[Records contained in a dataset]
▬▬▬

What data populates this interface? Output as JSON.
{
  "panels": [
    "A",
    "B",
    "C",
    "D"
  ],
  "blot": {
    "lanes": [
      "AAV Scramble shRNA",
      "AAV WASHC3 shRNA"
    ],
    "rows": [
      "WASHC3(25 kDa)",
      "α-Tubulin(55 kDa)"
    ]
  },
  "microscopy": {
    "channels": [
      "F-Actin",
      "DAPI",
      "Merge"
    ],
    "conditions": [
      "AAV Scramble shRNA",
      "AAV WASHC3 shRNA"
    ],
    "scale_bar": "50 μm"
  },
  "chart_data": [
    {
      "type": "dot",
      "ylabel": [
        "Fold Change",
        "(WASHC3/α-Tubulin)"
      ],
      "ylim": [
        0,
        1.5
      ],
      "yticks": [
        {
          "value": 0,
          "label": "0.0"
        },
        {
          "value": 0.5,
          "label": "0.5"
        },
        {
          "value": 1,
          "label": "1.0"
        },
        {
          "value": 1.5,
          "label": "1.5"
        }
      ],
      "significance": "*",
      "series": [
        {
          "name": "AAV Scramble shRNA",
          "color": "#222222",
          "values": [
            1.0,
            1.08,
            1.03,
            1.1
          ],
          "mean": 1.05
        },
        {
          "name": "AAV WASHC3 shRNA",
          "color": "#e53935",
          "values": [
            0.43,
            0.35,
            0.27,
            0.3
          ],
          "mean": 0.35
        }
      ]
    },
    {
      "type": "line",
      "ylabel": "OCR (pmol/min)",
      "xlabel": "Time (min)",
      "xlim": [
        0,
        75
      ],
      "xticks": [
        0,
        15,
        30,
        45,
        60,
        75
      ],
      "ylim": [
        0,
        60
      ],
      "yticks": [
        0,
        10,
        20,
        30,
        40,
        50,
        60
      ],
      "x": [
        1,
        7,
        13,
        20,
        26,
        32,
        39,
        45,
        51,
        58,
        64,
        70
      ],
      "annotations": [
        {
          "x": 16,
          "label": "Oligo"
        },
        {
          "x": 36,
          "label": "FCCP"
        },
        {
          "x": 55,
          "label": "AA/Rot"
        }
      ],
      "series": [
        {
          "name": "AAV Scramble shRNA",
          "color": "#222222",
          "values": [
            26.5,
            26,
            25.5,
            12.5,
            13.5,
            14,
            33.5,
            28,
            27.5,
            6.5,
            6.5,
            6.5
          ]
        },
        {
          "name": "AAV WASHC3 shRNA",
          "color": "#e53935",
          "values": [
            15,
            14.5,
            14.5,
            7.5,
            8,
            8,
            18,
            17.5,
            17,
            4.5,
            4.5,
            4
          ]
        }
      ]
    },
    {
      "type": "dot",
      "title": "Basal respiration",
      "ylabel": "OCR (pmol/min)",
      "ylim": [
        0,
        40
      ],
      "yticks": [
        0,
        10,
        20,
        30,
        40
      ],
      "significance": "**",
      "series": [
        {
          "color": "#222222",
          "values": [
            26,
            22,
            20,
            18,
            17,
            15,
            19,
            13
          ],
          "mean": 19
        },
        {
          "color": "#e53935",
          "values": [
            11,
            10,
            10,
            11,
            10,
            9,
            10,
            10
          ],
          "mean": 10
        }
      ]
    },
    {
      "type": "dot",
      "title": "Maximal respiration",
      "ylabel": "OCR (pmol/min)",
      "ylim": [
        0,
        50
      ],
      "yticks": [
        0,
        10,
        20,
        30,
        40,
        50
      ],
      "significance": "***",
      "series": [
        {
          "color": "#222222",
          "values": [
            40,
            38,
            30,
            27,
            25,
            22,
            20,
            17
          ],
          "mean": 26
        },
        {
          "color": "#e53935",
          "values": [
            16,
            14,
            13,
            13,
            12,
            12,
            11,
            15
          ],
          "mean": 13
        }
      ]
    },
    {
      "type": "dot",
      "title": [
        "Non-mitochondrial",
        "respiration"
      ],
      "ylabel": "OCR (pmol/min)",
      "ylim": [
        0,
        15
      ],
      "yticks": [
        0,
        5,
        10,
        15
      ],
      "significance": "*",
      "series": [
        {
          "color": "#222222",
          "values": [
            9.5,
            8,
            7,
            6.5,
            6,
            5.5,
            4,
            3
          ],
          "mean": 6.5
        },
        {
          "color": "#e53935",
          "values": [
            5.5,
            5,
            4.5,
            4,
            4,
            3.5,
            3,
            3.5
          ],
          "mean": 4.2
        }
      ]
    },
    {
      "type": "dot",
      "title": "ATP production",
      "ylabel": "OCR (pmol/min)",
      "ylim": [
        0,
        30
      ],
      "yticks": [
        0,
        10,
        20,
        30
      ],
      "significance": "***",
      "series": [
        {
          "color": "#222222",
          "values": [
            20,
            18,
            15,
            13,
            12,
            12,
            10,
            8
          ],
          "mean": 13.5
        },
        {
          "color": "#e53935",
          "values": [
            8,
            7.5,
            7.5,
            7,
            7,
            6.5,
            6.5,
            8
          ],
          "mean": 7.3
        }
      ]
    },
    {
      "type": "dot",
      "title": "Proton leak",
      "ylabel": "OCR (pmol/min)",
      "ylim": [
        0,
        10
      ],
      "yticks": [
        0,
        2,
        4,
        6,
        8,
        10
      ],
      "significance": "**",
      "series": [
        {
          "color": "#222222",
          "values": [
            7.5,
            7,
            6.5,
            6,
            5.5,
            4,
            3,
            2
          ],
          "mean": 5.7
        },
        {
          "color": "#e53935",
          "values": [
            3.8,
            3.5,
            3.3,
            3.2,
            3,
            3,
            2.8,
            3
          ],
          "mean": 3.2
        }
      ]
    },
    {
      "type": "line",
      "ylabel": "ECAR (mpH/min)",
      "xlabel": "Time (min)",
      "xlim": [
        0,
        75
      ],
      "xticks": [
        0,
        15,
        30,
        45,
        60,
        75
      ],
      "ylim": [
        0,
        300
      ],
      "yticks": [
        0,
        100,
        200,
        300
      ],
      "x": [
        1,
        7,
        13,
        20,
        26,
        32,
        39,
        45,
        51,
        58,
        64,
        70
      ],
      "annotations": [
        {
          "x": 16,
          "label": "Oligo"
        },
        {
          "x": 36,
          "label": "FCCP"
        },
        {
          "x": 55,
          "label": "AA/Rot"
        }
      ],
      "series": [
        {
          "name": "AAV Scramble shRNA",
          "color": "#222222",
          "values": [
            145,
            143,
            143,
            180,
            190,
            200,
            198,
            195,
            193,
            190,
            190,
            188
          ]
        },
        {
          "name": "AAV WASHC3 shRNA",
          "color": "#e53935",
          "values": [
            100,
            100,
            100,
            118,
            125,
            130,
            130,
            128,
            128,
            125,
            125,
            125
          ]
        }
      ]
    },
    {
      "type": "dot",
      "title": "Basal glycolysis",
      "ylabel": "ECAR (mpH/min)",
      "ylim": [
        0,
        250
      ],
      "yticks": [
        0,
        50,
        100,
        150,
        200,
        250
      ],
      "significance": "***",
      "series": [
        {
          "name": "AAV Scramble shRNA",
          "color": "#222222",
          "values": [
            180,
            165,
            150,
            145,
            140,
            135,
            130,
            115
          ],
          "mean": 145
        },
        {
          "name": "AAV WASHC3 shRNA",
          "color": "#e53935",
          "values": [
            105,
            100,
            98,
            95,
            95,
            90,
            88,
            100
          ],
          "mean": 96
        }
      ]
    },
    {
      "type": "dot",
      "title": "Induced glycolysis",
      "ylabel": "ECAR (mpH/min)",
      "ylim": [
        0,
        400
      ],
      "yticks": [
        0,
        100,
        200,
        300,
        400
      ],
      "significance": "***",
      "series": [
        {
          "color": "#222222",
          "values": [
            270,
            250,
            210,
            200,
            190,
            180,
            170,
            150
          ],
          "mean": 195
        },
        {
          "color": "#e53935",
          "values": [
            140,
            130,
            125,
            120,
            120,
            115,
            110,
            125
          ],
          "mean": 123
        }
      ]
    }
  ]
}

▬▬▬

→ **Problem to solve**
Gather all lines from the listing above in which "respiration" occurs.

→ **The answer**
      "title": "Basal respiration",
      "title": "Maximal respiration",
        "respiration"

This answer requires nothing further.